DIRECTIONS:
Report each line of the data that has "relative" somewhere in it.

+++

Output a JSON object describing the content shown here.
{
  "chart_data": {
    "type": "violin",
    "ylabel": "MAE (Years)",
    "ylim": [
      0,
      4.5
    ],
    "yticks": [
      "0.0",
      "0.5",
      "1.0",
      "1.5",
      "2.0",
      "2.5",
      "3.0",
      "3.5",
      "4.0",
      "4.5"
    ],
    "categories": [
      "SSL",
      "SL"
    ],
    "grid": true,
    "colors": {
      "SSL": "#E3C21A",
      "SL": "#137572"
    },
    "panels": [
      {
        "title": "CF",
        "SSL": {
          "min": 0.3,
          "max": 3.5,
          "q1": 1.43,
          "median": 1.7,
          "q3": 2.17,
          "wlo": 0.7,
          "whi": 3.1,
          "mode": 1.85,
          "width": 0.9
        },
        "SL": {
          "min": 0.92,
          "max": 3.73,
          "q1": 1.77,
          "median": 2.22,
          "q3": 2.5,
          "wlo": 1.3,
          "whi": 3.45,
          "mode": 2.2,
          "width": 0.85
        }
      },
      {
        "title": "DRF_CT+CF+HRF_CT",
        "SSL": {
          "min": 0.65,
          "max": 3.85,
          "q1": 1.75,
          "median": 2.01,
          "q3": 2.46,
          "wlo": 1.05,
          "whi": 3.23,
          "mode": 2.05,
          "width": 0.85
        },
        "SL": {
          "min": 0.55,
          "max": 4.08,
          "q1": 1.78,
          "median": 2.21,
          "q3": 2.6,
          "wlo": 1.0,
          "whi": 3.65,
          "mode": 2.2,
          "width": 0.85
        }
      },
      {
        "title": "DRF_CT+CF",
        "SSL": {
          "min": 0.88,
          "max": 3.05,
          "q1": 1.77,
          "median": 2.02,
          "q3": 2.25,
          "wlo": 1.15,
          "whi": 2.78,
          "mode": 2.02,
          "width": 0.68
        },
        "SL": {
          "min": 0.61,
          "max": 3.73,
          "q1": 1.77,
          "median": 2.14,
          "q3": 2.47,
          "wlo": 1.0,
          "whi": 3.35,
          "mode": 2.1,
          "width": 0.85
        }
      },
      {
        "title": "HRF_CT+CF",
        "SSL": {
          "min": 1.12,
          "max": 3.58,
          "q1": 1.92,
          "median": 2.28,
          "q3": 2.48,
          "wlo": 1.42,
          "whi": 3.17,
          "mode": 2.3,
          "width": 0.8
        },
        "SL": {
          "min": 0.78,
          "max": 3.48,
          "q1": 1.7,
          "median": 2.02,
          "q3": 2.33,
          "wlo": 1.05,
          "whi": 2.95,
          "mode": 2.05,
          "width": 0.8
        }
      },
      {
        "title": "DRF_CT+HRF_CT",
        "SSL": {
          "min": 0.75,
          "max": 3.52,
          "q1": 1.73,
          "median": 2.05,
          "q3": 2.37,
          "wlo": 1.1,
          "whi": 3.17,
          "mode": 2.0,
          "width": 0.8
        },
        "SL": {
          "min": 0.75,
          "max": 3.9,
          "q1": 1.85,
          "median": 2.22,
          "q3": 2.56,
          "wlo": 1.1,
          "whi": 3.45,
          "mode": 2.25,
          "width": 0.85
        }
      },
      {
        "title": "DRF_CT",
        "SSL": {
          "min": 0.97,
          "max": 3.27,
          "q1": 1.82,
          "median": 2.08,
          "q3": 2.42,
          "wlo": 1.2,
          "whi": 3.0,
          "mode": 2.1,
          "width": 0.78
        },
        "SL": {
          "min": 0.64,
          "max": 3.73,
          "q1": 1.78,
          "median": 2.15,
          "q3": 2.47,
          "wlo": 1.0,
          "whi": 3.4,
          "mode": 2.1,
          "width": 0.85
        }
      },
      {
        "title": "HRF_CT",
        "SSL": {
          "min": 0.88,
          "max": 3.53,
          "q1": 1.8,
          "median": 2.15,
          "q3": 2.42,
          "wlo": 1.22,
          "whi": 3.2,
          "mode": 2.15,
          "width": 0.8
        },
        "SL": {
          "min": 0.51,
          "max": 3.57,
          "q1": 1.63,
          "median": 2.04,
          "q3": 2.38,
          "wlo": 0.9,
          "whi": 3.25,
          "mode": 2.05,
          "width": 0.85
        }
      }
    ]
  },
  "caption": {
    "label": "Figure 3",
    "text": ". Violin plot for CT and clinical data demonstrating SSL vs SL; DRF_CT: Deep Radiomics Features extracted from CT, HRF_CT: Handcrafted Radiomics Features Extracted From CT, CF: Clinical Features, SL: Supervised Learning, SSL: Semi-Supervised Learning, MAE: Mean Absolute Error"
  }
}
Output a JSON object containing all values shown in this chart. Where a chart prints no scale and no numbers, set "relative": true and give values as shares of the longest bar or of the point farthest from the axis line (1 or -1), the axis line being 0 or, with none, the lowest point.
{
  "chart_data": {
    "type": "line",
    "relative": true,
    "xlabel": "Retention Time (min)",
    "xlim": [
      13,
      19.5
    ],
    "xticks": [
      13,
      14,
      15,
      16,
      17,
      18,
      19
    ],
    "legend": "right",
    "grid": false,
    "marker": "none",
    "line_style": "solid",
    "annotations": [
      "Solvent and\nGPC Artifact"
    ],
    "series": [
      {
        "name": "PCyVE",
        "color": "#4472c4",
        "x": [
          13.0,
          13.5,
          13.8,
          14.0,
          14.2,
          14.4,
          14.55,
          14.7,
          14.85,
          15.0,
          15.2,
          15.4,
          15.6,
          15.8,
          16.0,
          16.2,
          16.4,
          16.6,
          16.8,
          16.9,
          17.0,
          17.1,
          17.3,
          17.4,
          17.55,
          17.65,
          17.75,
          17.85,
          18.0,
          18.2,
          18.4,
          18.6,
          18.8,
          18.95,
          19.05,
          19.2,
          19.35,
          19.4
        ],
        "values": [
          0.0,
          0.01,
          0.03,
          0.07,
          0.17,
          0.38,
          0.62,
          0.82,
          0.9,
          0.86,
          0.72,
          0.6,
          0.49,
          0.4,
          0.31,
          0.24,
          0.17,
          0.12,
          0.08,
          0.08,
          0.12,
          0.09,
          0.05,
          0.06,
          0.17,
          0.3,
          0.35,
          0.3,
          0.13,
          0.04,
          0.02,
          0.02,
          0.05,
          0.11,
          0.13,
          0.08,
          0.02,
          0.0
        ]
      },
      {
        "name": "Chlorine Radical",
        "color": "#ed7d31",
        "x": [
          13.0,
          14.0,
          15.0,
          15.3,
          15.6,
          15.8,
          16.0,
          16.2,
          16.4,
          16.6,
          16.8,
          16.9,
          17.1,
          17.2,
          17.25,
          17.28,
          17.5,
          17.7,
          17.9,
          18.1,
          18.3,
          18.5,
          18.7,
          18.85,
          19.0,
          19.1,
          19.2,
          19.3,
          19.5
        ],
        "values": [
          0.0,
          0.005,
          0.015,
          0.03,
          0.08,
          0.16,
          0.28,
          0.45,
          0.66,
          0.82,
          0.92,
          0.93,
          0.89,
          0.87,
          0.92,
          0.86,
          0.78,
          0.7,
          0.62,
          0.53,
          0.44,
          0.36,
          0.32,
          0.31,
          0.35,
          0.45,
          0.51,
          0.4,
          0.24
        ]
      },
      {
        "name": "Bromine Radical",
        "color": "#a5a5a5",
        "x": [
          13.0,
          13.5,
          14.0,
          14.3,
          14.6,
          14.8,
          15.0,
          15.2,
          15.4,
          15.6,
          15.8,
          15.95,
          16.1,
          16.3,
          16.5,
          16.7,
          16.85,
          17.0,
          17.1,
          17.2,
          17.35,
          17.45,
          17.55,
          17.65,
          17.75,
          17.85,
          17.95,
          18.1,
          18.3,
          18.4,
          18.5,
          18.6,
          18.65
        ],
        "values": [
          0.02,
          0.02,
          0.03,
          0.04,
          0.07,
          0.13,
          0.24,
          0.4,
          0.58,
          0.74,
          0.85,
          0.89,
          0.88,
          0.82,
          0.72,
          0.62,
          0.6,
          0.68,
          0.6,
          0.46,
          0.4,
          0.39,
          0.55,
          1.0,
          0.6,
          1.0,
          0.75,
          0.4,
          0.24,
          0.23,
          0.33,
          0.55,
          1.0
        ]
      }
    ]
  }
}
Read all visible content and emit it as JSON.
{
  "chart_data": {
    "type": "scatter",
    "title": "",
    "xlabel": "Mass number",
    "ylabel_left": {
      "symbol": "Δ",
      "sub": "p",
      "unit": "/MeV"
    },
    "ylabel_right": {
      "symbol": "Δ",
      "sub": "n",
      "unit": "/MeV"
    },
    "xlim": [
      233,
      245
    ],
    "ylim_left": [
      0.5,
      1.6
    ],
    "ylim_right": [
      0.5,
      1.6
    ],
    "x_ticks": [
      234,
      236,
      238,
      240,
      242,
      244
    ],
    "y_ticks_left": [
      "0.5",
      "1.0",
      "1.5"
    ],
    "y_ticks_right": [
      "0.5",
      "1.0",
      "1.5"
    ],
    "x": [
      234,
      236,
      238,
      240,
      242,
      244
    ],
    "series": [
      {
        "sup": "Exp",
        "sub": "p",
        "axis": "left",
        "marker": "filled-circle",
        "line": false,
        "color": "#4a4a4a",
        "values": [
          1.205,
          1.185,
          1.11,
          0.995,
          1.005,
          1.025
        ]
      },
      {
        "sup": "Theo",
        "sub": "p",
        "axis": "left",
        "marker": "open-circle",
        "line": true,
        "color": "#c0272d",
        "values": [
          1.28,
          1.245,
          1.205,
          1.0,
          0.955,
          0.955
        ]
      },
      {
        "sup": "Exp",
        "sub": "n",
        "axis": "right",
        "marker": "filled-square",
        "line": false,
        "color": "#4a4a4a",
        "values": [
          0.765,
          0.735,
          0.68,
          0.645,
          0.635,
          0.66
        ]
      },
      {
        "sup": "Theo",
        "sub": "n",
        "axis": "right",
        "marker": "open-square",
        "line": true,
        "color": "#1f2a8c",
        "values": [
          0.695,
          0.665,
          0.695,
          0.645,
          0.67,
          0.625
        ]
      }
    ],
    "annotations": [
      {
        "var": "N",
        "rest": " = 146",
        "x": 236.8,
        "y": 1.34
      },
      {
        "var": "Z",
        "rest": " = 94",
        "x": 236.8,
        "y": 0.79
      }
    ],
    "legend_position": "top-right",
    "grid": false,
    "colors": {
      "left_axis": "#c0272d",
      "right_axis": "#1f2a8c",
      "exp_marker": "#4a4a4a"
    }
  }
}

+++

FULL RESPONSE:
Output a JSON object containing all values shown in this chart. Where a chart prints no scale and no numbers, set "relative": true and give values as shares of the longest bar or of the point farthest from the axis line (1 or -1), the axis line being 0 or, with none, the lowest point.
    "relative": true,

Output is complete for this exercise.